## begin Record extracts

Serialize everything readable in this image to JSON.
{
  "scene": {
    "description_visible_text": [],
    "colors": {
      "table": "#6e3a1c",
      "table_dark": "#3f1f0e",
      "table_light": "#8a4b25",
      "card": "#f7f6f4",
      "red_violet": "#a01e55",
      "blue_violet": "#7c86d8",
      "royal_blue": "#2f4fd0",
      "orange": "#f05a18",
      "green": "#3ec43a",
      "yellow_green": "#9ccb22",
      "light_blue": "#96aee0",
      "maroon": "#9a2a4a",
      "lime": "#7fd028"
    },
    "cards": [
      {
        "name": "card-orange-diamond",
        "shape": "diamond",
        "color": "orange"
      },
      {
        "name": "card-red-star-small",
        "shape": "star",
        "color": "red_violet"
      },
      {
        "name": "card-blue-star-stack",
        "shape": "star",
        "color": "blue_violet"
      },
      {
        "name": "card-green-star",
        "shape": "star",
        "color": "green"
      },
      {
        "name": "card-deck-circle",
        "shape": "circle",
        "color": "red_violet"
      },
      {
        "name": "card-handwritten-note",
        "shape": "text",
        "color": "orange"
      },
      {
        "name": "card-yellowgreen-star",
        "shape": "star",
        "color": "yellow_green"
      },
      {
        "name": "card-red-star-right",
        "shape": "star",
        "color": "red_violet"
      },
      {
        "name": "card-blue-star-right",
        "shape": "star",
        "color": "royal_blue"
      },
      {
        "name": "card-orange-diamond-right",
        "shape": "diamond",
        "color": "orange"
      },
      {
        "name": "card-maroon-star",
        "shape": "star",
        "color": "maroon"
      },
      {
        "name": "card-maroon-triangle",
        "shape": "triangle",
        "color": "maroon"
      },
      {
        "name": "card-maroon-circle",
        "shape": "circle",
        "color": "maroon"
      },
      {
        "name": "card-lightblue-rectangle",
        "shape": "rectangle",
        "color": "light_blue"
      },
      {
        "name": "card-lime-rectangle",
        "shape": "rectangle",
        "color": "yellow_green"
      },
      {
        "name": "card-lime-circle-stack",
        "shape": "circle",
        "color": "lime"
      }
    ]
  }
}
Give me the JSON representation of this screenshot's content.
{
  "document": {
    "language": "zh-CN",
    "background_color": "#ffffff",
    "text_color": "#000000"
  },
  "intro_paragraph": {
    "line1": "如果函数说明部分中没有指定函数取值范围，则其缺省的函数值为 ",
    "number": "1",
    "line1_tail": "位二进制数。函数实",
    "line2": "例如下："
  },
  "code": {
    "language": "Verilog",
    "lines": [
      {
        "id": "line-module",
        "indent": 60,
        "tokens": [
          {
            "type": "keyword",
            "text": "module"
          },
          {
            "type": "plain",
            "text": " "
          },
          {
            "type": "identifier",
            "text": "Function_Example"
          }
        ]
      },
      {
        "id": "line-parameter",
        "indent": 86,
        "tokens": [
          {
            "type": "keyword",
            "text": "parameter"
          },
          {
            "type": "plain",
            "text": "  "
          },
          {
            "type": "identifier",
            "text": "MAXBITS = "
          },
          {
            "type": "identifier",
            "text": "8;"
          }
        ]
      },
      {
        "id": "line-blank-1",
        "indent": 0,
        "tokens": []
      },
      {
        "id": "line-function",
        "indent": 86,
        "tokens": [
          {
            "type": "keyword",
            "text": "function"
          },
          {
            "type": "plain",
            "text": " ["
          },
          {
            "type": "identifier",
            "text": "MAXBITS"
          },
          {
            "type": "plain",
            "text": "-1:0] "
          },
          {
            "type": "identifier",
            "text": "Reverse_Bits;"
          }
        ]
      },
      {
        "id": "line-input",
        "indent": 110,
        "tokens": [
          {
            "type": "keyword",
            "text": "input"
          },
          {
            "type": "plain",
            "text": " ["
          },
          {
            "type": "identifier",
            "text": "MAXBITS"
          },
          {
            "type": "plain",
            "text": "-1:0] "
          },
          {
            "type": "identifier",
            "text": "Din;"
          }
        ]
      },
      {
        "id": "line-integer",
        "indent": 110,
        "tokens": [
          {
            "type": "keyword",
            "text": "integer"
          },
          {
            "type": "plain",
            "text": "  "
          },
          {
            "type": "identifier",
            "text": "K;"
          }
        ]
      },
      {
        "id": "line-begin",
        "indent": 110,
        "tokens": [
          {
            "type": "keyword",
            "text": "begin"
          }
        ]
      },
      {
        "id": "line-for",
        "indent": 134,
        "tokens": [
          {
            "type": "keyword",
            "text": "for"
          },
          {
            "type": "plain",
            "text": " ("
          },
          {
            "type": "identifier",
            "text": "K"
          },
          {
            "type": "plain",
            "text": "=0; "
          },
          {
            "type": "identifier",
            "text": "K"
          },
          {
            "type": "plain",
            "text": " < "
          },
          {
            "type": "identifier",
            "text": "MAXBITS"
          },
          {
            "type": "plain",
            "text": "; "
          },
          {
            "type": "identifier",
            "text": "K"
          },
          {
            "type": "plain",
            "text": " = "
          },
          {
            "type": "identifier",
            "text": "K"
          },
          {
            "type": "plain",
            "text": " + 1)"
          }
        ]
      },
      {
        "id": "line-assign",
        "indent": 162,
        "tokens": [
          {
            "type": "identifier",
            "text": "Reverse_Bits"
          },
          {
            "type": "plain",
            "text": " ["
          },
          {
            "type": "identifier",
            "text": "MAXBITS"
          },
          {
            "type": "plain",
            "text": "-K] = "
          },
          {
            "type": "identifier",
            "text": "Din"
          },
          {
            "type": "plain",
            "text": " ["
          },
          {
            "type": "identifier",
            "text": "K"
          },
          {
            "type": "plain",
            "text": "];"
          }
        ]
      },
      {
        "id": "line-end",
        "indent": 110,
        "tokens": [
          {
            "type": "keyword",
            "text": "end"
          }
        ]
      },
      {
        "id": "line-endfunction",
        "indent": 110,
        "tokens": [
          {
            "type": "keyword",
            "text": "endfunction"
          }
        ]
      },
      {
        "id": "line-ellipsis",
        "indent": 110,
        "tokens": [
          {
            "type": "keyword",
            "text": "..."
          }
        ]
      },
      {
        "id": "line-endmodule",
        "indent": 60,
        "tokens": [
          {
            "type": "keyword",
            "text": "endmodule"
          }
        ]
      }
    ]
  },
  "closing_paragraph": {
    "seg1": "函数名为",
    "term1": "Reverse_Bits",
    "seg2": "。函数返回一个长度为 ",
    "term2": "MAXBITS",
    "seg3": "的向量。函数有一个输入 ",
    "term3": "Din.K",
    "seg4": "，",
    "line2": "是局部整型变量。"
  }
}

## end Record extracts

--- Stated task ---
List every line above that holds the word "triangle".

--- Correct result ---
        "name": "card-maroon-triangle",
        "shape": "triangle",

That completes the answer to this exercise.